Items listed in a dataset
BEGIN

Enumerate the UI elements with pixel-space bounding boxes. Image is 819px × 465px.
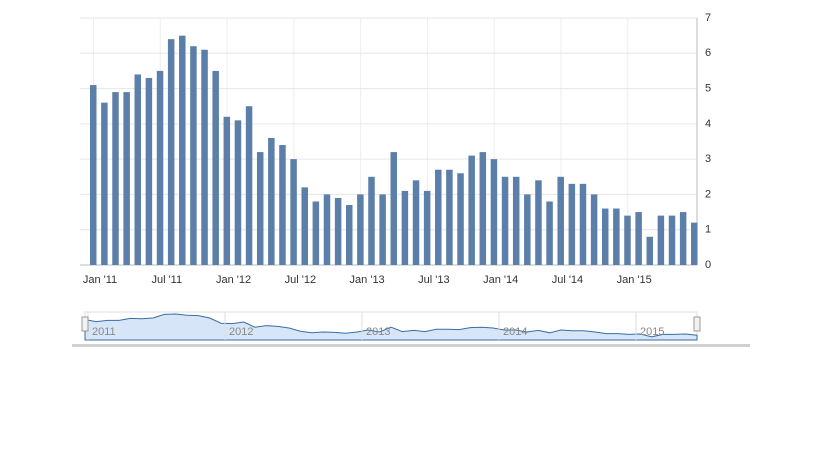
bar (201, 49, 208, 265)
navigator-label: 2012 (229, 326, 253, 338)
bar (134, 74, 142, 265)
bar (112, 92, 119, 265)
y-tick-label: 0 (705, 259, 711, 271)
x-tick-label: Jul '11 (151, 274, 182, 286)
bar (101, 102, 108, 265)
bar (668, 215, 676, 265)
bar (123, 92, 130, 265)
bar (290, 159, 297, 265)
bar (568, 183, 576, 265)
bar (679, 212, 687, 265)
bar (657, 215, 665, 265)
bar (646, 236, 653, 265)
bar (323, 194, 331, 265)
bar (546, 201, 553, 265)
bar (412, 180, 420, 265)
x-tick-label: Jan '14 (483, 274, 518, 286)
bar (479, 152, 487, 265)
bar (334, 197, 342, 265)
bar (691, 222, 698, 265)
bar (579, 183, 587, 265)
navigator-handle[interactable] (81, 316, 89, 332)
bar (535, 180, 542, 265)
y-tick-label: 7 (705, 12, 711, 24)
bar (357, 194, 364, 265)
x-tick-label: Jul '14 (552, 274, 583, 286)
x-tick-label: Jan '12 (216, 274, 251, 286)
bar (490, 159, 498, 265)
bar (590, 194, 598, 265)
x-tick-label: Jan '11 (83, 274, 117, 286)
bar (446, 169, 453, 265)
bar (390, 152, 398, 265)
navigator-area (84, 313, 698, 341)
navigator-label: 2011 (92, 326, 116, 338)
bar (212, 70, 219, 265)
bar (524, 194, 531, 265)
navigator: 2011 2012 2013 2014 2015 (81, 311, 701, 341)
bar (613, 208, 620, 265)
bar (457, 173, 464, 265)
y-tick-label: 4 (705, 118, 711, 130)
bar (234, 120, 242, 265)
bar (557, 176, 564, 265)
navigator-label: 2014 (503, 326, 527, 338)
y-tick-label: 6 (705, 47, 711, 59)
bar (167, 39, 175, 265)
x-tick-label: Jul '13 (418, 274, 449, 286)
bar (601, 208, 609, 265)
bar (401, 190, 409, 265)
y-tick-label: 2 (705, 188, 711, 200)
bar (279, 145, 286, 265)
bar (223, 116, 231, 265)
bar (179, 35, 186, 266)
bar (624, 215, 631, 265)
bar (90, 85, 97, 266)
x-tick-label: Jan '15 (617, 274, 652, 286)
navigator-label: 2015 (640, 326, 664, 338)
scrollbar[interactable] (72, 344, 750, 347)
bar (301, 187, 308, 265)
bar (245, 106, 253, 265)
x-tick-label: Jul '12 (285, 274, 316, 286)
bar (435, 169, 442, 265)
bar (145, 77, 153, 265)
bar (468, 155, 475, 265)
navigator-handle[interactable] (693, 316, 701, 332)
bar (345, 205, 353, 265)
x-tick-label: Jan '13 (350, 274, 385, 286)
navigator-label: 2013 (366, 326, 390, 338)
bar (512, 176, 520, 265)
bar (256, 152, 264, 265)
y-tick-label: 1 (705, 224, 711, 236)
bar (312, 201, 320, 265)
bar (156, 70, 164, 265)
bar (501, 176, 509, 265)
bar (268, 137, 275, 265)
bar (379, 194, 386, 265)
y-tick-label: 3 (705, 153, 711, 165)
bar (190, 46, 197, 265)
bar (423, 190, 431, 265)
y-tick-label: 5 (705, 82, 711, 94)
bar (635, 212, 642, 265)
bar (368, 176, 375, 265)
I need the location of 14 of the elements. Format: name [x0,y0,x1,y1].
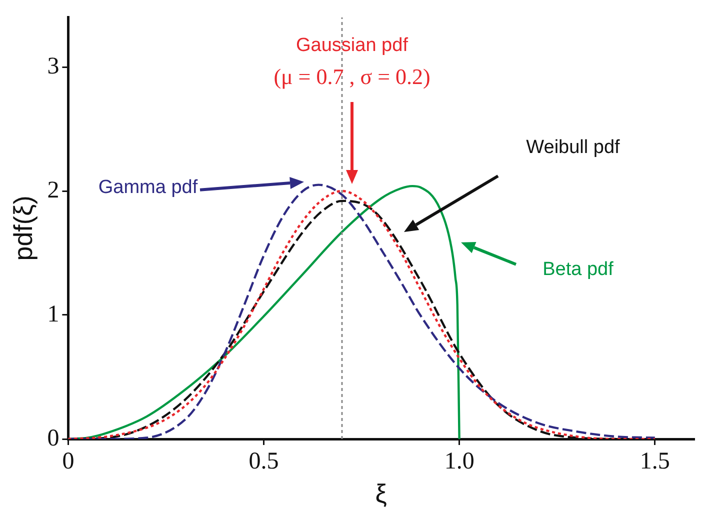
y-tick-label: 0 [47,425,60,452]
annotation: Gamma pdf [98,177,198,198]
y-tick-label: 3 [47,53,60,80]
annotation: Beta pdf [542,259,614,280]
x-axis-title: ξ [375,478,388,509]
y-axis-title: pdf(ξ) [8,196,38,261]
x-tick-label: 1.5 [640,448,670,475]
x-tick-label: 1.0 [444,448,474,475]
annotation: (μ = 0.7 , σ = 0.2) [274,64,430,89]
y-tick-label: 1 [47,301,60,328]
annotation: Weibull pdf [526,137,621,158]
x-tick-label: 0.5 [248,448,279,475]
y-tick-label: 2 [47,177,60,204]
annotation: Gaussian pdf [296,35,409,56]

END

§ **Stated goal**
Copy every one of the records above word for word, omitting the pictures.

§ **Solution**
Enumerate the UI elements with pixel-space bounding boxes. Image is 819px × 465px.
bar (201, 49, 208, 265)
navigator-label: 2012 (229, 326, 253, 338)
bar (134, 74, 142, 265)
bar (112, 92, 119, 265)
y-tick-label: 0 (705, 259, 711, 271)
x-tick-label: Jul '11 (151, 274, 182, 286)
bar (101, 102, 108, 265)
bar (668, 215, 676, 265)
bar (123, 92, 130, 265)
bar (290, 159, 297, 265)
bar (568, 183, 576, 265)
bar (679, 212, 687, 265)
bar (657, 215, 665, 265)
bar (646, 236, 653, 265)
bar (323, 194, 331, 265)
bar (546, 201, 553, 265)
bar (412, 180, 420, 265)
x-tick-label: Jan '14 (483, 274, 518, 286)
bar (479, 152, 487, 265)
bar (334, 197, 342, 265)
bar (691, 222, 698, 265)
bar (579, 183, 587, 265)
navigator-handle[interactable] (81, 316, 89, 332)
bar (535, 180, 542, 265)
y-tick-label: 7 (705, 12, 711, 24)
bar (357, 194, 364, 265)
x-tick-label: Jul '14 (552, 274, 583, 286)
x-tick-label: Jan '12 (216, 274, 251, 286)
bar (490, 159, 498, 265)
bar (590, 194, 598, 265)
x-tick-label: Jan '11 (83, 274, 117, 286)
bar (446, 169, 453, 265)
bar (390, 152, 398, 265)
navigator-area (84, 313, 698, 341)
navigator-label: 2011 (92, 326, 116, 338)
bar (212, 70, 219, 265)
bar (524, 194, 531, 265)
navigator: 2011 2012 2013 2014 2015 (81, 311, 701, 341)
bar (613, 208, 620, 265)
bar (457, 173, 464, 265)
y-tick-label: 4 (705, 118, 711, 130)
bar (234, 120, 242, 265)
bar (557, 176, 564, 265)
navigator-label: 2014 (503, 326, 527, 338)
y-tick-label: 6 (705, 47, 711, 59)
bar (167, 39, 175, 265)
x-tick-label: Jul '13 (418, 274, 449, 286)
bar (601, 208, 609, 265)
bar (401, 190, 409, 265)
y-tick-label: 2 (705, 188, 711, 200)
bar (279, 145, 286, 265)
bar (223, 116, 231, 265)
bar (179, 35, 186, 266)
bar (624, 215, 631, 265)
bar (90, 85, 97, 266)
x-tick-label: Jan '15 (617, 274, 652, 286)
navigator-label: 2015 (640, 326, 664, 338)
scrollbar[interactable] (72, 344, 750, 347)
bar (301, 187, 308, 265)
bar (245, 106, 253, 265)
x-tick-label: Jul '12 (285, 274, 316, 286)
bar (435, 169, 442, 265)
bar (145, 77, 153, 265)
bar (468, 155, 475, 265)
navigator-handle[interactable] (693, 316, 701, 332)
bar (345, 205, 353, 265)
x-tick-label: Jan '13 (350, 274, 385, 286)
navigator-label: 2013 (366, 326, 390, 338)
bar (512, 176, 520, 265)
bar (256, 152, 264, 265)
y-tick-label: 1 (705, 224, 711, 236)
bar (312, 201, 320, 265)
bar (156, 70, 164, 265)
bar (501, 176, 509, 265)
bar (268, 137, 275, 265)
bar (379, 194, 386, 265)
y-tick-label: 3 (705, 153, 711, 165)
bar (190, 46, 197, 265)
bar (423, 190, 431, 265)
y-tick-label: 5 (705, 82, 711, 94)
bar (635, 212, 642, 265)
bar (368, 176, 375, 265)
I need the location of 14 of the elements. Format: name [x0,y0,x1,y1].
y-tick-label: 0 [47,425,60,452]
annotation: Gamma pdf [98,177,198,198]
y-tick-label: 3 [47,53,60,80]
annotation: Beta pdf [542,259,614,280]
x-axis-title: ξ [375,478,388,509]
y-axis-title: pdf(ξ) [8,196,38,261]
x-tick-label: 1.5 [640,448,670,475]
x-tick-label: 1.0 [444,448,474,475]
annotation: (μ = 0.7 , σ = 0.2) [274,64,430,89]
y-tick-label: 1 [47,301,60,328]
annotation: Weibull pdf [526,137,621,158]
x-tick-label: 0.5 [248,448,279,475]
y-tick-label: 2 [47,177,60,204]
annotation: Gaussian pdf [296,35,409,56]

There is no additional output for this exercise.